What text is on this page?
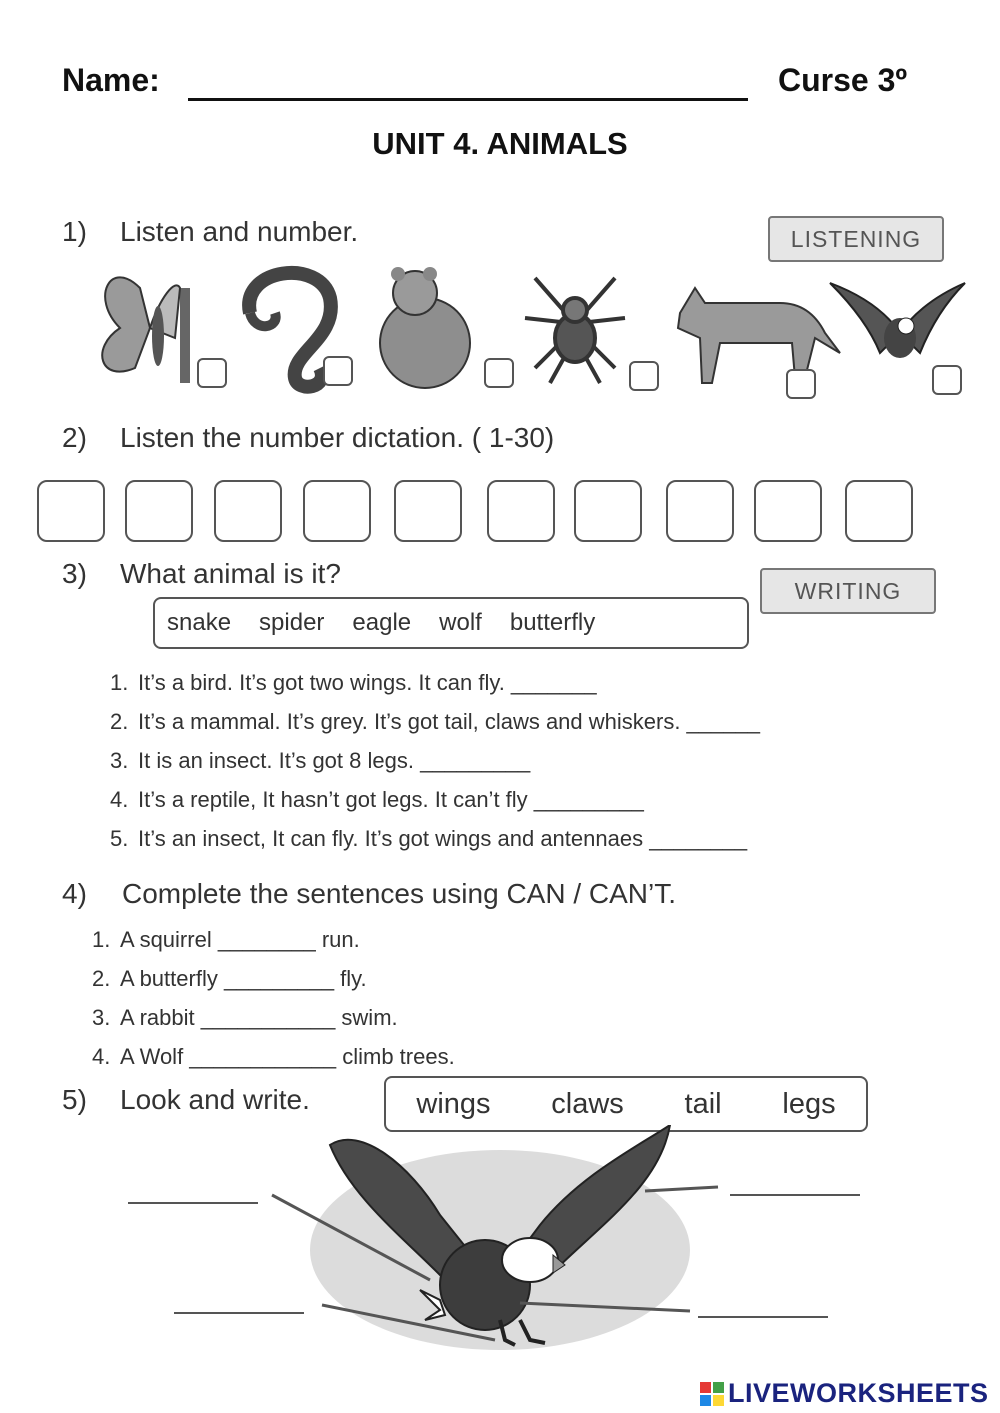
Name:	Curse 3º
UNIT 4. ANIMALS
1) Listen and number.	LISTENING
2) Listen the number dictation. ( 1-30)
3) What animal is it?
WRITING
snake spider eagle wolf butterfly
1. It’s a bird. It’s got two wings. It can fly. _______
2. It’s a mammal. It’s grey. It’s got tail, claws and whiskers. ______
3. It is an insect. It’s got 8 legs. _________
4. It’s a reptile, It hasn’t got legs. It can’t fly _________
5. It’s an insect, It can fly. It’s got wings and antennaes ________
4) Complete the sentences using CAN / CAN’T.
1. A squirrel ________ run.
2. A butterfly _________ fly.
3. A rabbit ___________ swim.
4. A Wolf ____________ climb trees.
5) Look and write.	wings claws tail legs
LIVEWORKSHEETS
****
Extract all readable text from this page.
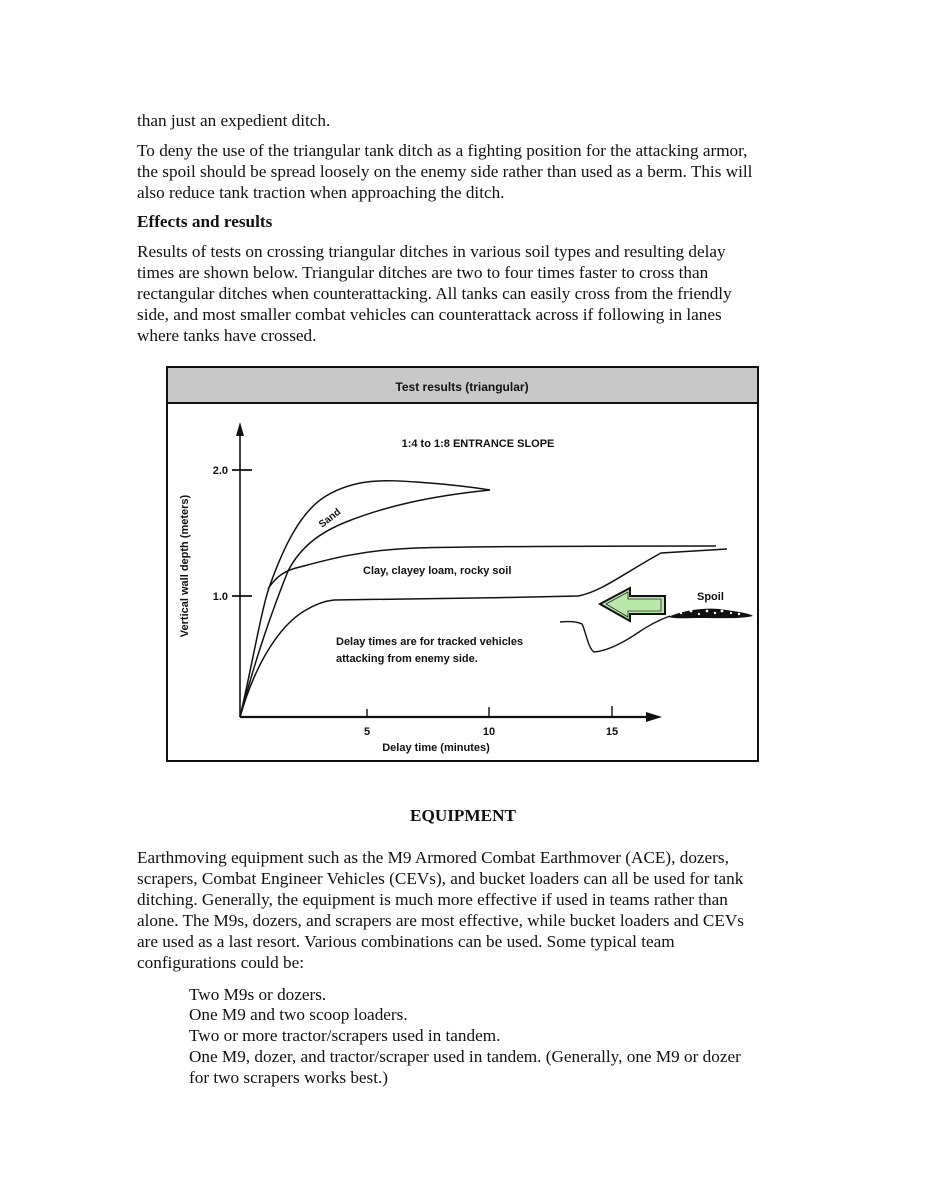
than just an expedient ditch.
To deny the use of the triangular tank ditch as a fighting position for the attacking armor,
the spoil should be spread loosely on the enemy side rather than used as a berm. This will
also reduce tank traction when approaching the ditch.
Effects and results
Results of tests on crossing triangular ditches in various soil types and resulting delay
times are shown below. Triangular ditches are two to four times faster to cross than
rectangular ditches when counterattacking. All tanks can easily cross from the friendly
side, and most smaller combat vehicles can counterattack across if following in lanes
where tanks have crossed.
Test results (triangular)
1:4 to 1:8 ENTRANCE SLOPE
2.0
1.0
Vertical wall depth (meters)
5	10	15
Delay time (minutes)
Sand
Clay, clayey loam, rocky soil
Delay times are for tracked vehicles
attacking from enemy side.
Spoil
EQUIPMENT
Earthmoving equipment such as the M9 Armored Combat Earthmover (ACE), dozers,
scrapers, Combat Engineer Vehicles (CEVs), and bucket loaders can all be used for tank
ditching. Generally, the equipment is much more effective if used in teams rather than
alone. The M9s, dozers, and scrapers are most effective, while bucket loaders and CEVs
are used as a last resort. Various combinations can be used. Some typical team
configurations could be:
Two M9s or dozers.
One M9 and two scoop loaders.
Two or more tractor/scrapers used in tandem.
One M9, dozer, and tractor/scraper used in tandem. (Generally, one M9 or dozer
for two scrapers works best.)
****
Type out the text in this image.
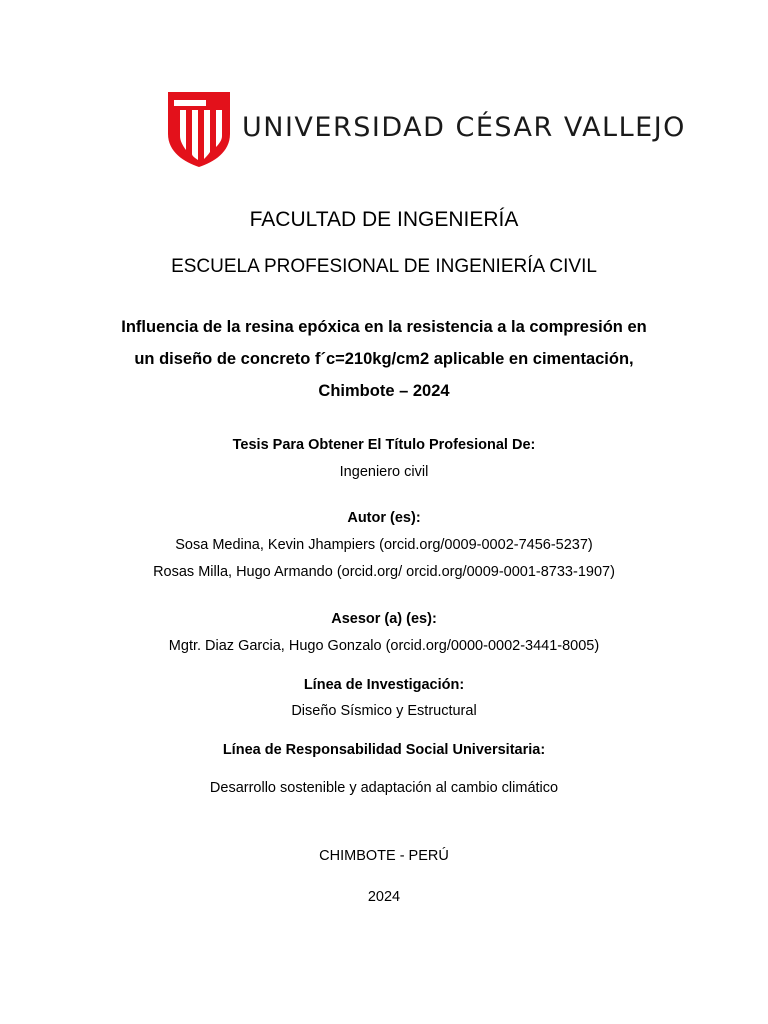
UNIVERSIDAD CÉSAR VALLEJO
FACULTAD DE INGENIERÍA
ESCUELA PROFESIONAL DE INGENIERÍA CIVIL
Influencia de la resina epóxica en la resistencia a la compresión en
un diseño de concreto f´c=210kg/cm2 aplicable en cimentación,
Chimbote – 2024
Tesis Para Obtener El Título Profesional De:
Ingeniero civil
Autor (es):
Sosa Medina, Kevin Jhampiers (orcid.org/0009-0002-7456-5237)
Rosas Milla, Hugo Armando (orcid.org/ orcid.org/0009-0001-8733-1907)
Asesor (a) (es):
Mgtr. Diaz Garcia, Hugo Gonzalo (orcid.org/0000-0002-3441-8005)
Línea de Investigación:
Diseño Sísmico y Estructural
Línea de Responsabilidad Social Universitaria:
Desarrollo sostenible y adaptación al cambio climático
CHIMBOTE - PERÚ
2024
****
Direction:
Each line above that includes "CEVs" should be shown.

Task solution:
scrapers, Combat Engineer Vehicles (CEVs), and bucket loaders can all be used for tank
alone. The M9s, dozers, and scrapers are most effective, while bucket loaders and CEVs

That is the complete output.